:: Data entries

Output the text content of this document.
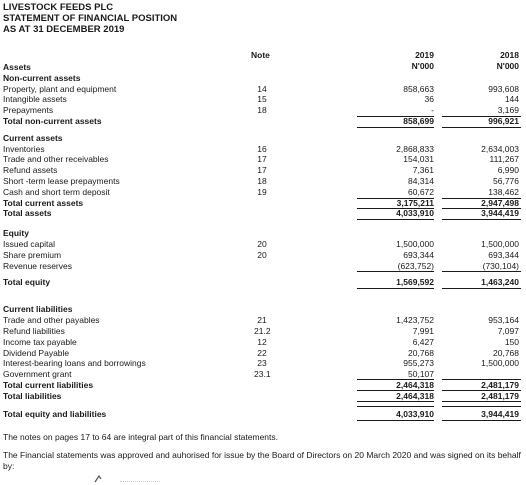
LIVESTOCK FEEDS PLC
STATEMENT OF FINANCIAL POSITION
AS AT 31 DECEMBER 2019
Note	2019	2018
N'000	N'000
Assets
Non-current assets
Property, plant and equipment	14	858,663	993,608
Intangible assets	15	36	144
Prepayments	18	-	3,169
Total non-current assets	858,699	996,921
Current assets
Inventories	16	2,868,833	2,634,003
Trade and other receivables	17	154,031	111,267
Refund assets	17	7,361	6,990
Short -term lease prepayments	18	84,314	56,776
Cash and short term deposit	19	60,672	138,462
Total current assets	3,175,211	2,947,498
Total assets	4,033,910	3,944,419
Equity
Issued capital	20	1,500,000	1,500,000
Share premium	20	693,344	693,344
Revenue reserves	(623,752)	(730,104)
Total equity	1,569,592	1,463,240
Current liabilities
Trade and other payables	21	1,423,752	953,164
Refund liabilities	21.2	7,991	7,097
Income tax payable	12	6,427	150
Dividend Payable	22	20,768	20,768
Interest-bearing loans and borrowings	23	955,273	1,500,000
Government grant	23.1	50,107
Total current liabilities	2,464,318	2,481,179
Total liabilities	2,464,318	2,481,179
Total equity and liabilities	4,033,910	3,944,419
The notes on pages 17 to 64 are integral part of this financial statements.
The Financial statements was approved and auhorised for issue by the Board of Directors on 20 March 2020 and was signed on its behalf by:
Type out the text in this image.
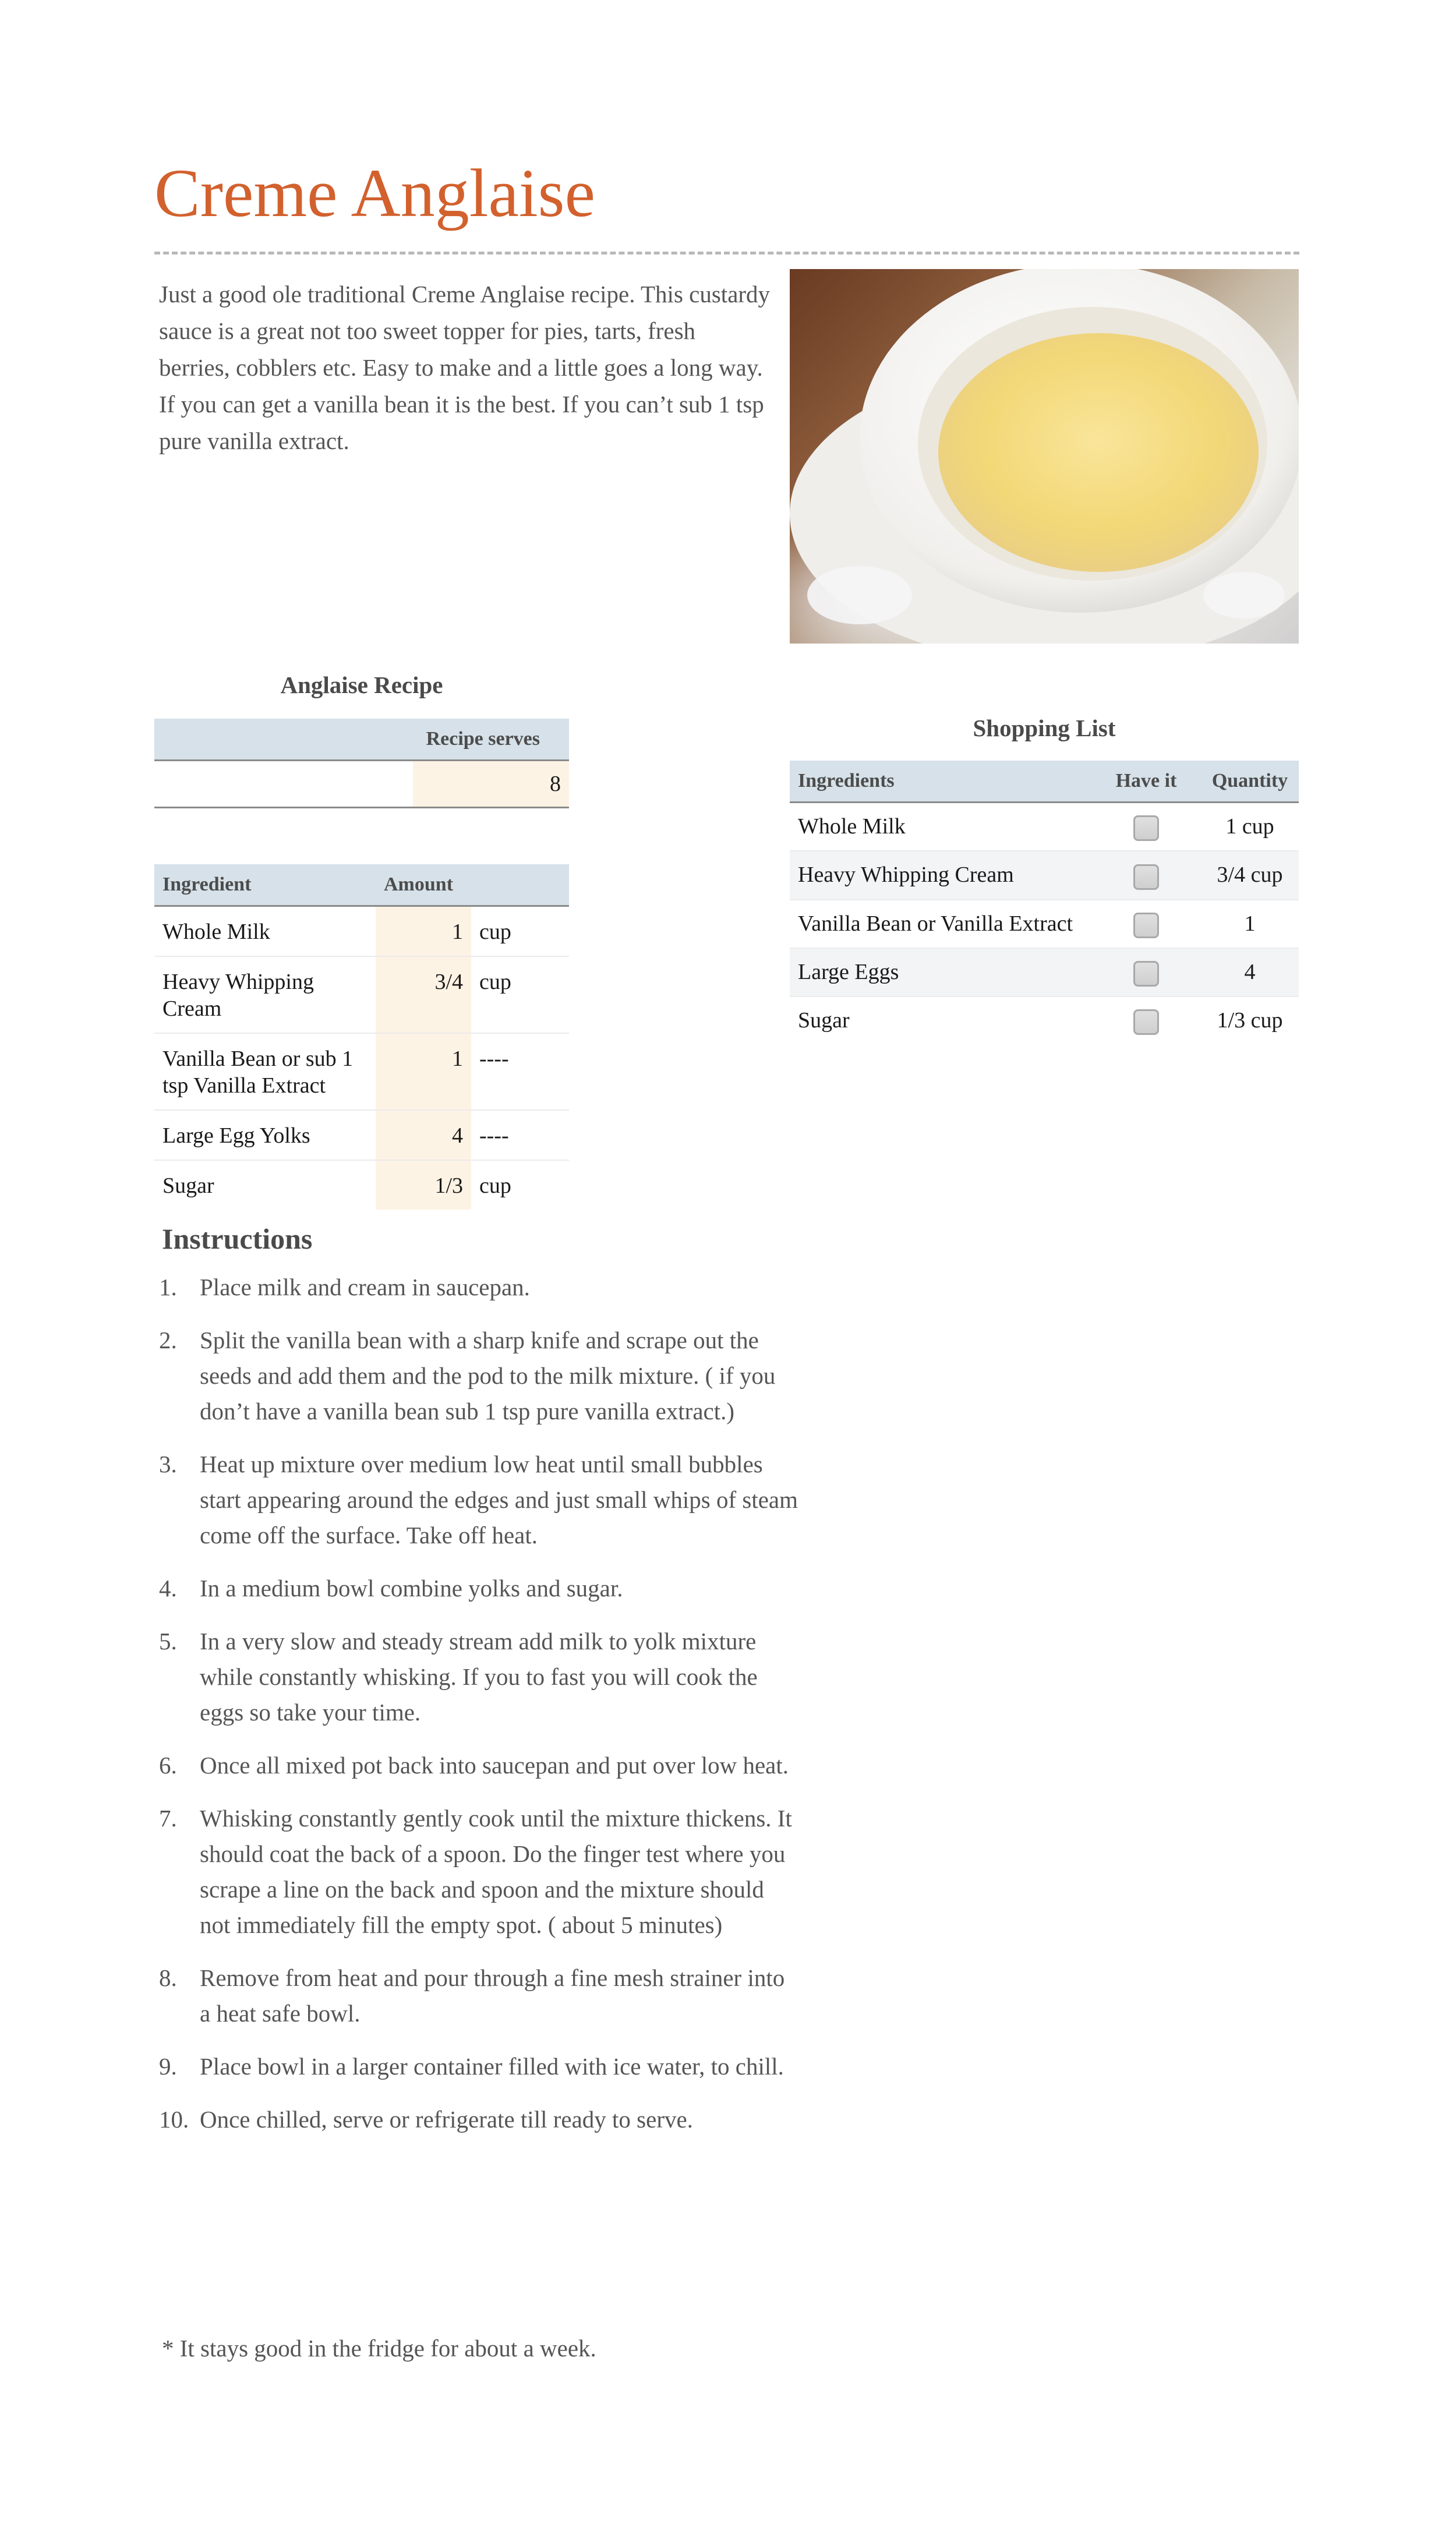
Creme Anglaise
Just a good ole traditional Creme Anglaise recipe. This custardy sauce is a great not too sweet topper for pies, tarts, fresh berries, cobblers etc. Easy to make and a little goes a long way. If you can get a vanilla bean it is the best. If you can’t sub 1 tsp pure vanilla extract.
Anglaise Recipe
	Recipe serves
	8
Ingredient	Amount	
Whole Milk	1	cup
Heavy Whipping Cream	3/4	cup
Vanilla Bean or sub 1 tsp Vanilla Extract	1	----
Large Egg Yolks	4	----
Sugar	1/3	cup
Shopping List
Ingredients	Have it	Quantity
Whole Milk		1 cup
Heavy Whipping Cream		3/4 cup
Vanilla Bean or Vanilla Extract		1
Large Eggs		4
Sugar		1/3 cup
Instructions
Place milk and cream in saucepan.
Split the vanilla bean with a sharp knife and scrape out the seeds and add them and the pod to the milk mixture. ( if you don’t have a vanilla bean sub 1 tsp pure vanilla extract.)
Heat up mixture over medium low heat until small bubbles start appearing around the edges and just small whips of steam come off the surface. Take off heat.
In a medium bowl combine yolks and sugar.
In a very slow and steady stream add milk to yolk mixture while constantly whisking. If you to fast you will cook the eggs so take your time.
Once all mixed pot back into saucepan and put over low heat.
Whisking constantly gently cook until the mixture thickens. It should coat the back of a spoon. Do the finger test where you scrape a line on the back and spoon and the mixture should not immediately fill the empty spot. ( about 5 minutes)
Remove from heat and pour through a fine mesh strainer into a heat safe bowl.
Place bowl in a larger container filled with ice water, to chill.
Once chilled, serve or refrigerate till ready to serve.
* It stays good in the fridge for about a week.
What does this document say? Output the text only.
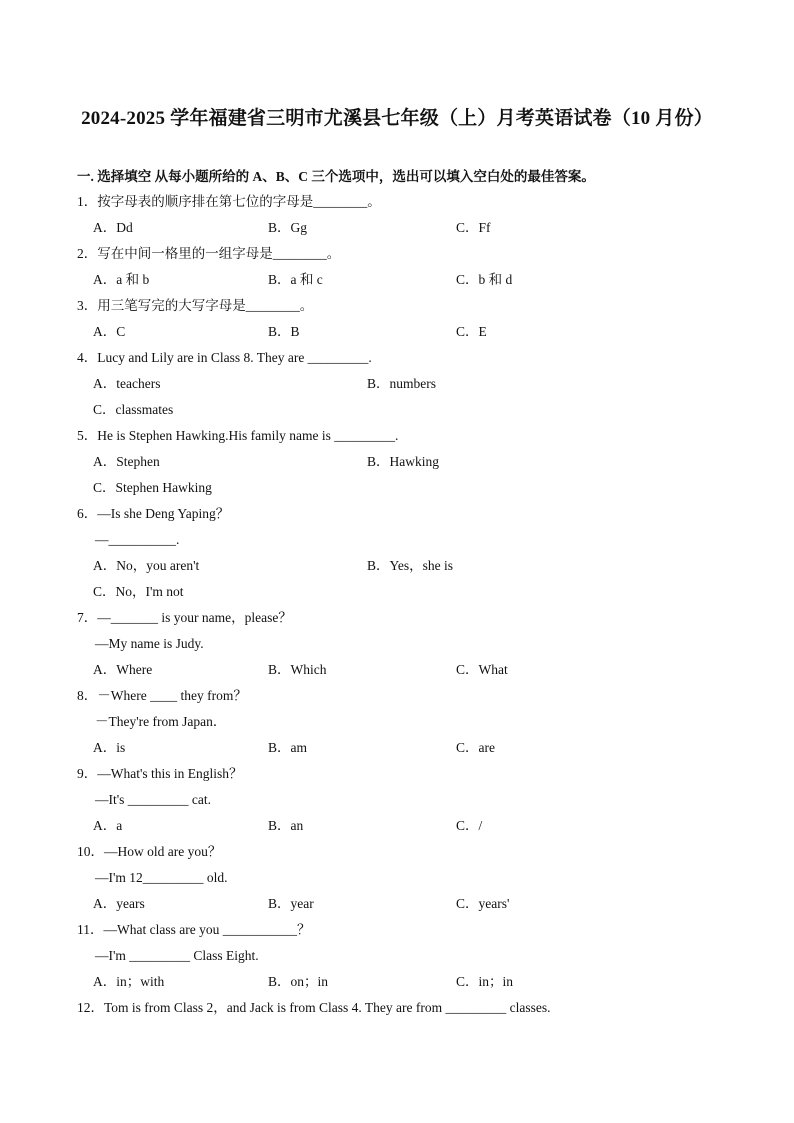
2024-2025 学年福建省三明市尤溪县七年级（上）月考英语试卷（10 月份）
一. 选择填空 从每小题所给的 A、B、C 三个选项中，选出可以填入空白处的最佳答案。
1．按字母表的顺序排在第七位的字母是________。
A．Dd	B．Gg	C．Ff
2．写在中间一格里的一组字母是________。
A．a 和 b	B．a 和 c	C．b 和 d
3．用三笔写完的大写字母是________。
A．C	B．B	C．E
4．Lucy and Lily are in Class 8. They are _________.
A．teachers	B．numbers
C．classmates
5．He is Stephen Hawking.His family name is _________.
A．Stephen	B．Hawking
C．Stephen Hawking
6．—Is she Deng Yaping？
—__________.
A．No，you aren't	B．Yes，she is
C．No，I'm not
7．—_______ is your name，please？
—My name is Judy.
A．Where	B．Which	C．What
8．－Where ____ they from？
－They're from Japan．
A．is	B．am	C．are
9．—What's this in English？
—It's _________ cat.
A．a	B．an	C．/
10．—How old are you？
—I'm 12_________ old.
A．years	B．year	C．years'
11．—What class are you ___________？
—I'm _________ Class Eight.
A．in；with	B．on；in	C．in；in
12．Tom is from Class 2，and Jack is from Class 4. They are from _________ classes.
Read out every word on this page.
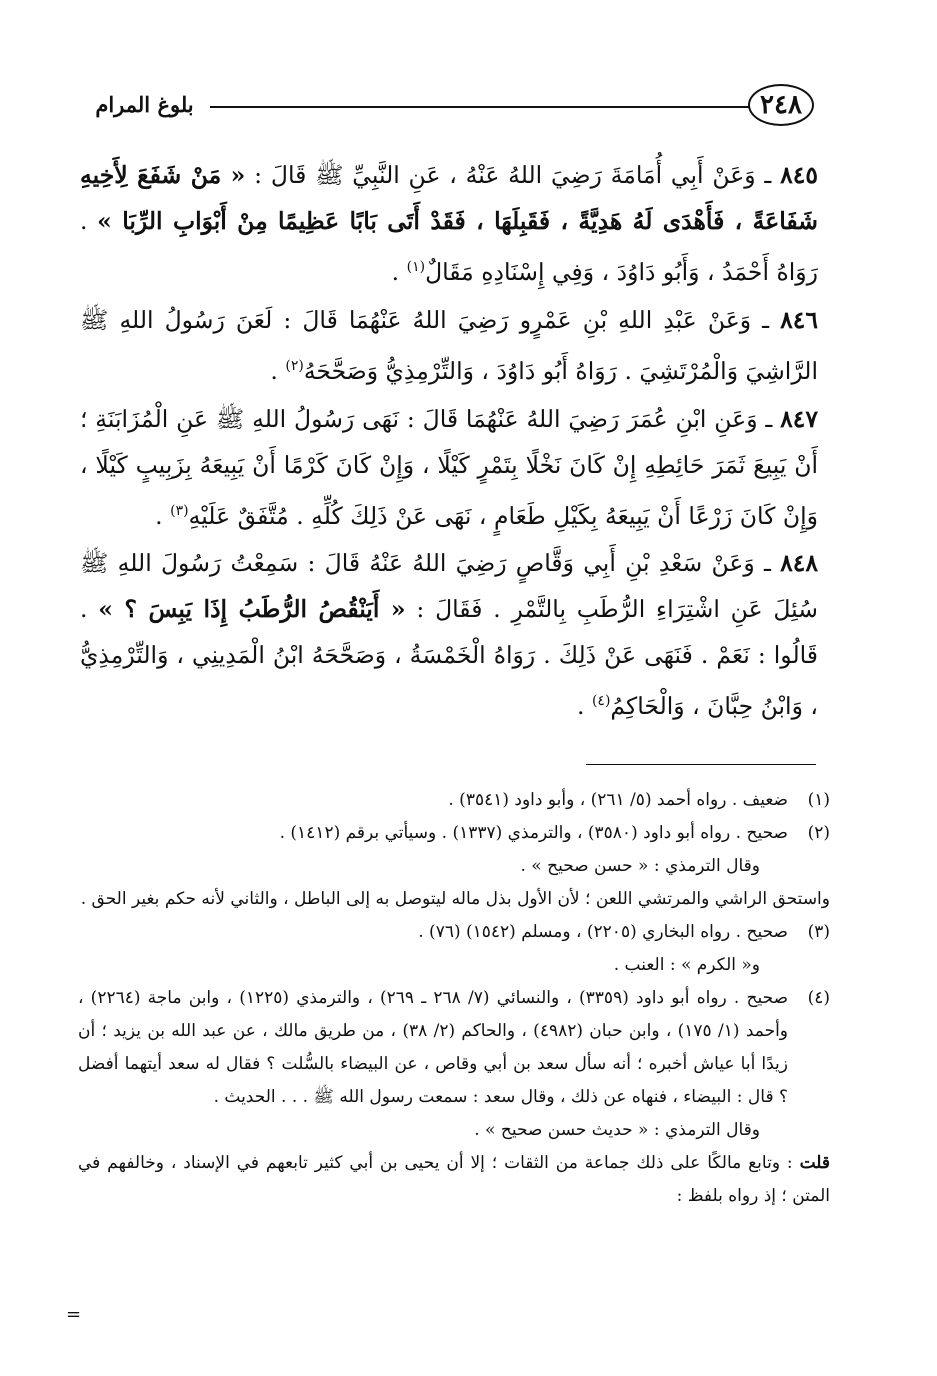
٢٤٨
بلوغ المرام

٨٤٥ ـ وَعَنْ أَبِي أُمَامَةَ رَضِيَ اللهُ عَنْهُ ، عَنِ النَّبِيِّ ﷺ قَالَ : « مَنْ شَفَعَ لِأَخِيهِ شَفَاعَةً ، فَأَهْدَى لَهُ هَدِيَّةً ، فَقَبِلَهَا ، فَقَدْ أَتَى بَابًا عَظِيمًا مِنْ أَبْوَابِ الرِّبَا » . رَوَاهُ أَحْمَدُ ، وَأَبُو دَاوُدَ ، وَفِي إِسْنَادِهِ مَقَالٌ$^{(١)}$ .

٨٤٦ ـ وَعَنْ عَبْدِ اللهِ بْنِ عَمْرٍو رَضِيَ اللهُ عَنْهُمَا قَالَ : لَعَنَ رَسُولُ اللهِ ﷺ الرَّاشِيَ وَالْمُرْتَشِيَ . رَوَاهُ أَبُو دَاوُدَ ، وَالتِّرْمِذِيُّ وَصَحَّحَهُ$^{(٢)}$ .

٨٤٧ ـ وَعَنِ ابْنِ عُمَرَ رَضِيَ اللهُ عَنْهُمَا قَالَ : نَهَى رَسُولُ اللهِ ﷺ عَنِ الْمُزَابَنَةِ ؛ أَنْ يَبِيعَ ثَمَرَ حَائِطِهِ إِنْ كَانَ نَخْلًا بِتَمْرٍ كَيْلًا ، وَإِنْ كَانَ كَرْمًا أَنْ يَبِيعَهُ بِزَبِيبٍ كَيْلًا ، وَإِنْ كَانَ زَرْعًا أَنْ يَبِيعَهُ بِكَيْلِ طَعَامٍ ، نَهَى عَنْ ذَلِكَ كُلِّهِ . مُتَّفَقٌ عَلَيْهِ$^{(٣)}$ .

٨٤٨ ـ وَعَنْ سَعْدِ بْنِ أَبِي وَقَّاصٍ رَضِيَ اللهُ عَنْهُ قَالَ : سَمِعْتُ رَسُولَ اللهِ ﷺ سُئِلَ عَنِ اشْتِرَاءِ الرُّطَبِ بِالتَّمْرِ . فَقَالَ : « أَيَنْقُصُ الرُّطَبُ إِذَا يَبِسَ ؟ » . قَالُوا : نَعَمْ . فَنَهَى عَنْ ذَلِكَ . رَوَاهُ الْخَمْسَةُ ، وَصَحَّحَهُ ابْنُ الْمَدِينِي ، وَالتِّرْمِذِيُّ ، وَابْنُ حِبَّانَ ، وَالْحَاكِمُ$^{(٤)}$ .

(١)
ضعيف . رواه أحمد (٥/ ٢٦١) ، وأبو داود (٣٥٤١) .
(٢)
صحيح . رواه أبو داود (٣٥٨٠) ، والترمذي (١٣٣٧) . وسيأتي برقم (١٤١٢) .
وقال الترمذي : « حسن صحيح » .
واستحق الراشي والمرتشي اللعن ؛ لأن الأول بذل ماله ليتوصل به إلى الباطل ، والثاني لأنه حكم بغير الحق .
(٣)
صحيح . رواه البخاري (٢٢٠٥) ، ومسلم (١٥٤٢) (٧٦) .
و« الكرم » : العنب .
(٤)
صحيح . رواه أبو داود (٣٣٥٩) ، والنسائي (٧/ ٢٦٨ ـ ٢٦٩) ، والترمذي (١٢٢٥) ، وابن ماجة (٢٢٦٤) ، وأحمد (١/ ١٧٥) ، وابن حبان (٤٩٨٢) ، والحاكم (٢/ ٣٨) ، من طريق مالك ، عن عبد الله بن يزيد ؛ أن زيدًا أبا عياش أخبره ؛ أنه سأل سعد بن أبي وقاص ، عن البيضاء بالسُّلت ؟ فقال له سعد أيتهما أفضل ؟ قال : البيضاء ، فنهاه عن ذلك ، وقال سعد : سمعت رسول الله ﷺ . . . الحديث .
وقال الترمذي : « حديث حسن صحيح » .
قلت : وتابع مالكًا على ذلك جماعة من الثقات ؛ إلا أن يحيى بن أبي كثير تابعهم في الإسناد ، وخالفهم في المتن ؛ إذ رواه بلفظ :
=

::::

# What you will do
Where a line in the material above holds "saucepan", copy that line.

# Task result
Place milk and cream in saucepan.
Once all mixed pot back into saucepan and put over low heat.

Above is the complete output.